Say how many lines hold the string "label"; please write nothing but the number.

Items from a data source:
-=-=-
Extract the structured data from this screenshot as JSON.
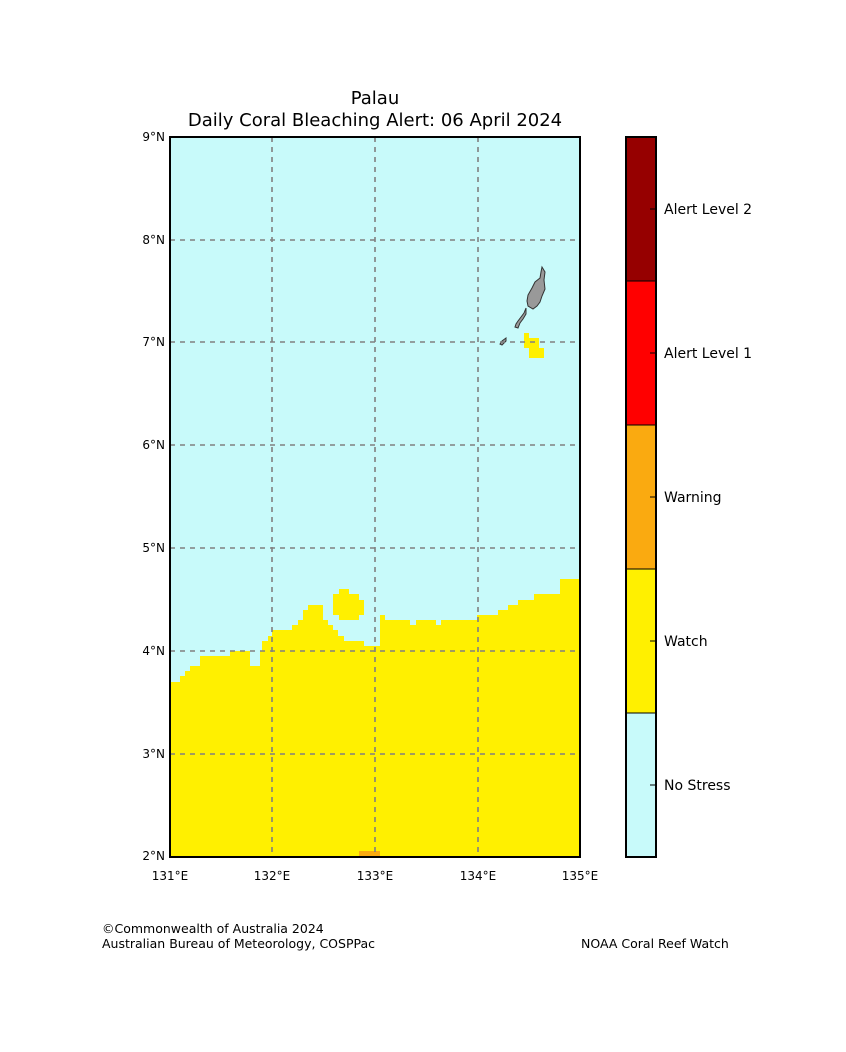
{
  "title": {
    "line1": "Palau",
    "line2": "Daily Coral Bleaching Alert: 06 April 2024"
  },
  "map": {
    "lon_range": [
      131,
      135
    ],
    "lat_range": [
      2,
      9
    ],
    "x_ticks": [
      "131°E",
      "132°E",
      "133°E",
      "134°E",
      "135°E"
    ],
    "y_ticks": [
      "2°N",
      "3°N",
      "4°N",
      "5°N",
      "6°N",
      "7°N",
      "8°N",
      "9°N"
    ],
    "gridlines": "dashed",
    "colors": {
      "no_stress": "#c8fafa",
      "watch": "#fff000",
      "warning": "#faaa10",
      "alert_level_1": "#ff0000",
      "alert_level_2": "#960000",
      "land": "#999999",
      "grid": "#808080"
    }
  },
  "legend": {
    "categories": [
      {
        "label": "No Stress",
        "color": "#c8fafa"
      },
      {
        "label": "Watch",
        "color": "#fff000"
      },
      {
        "label": "Warning",
        "color": "#faaa10"
      },
      {
        "label": "Alert Level 1",
        "color": "#ff0000"
      },
      {
        "label": "Alert Level 2",
        "color": "#960000"
      }
    ]
  },
  "footer": {
    "left_line1": "©Commonwealth of Australia 2024",
    "left_line2": "Australian Bureau of Meteorology, COSPPac",
    "right": "NOAA Coral Reef Watch"
  }
}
-=-=-
→ **Completed exercise**
5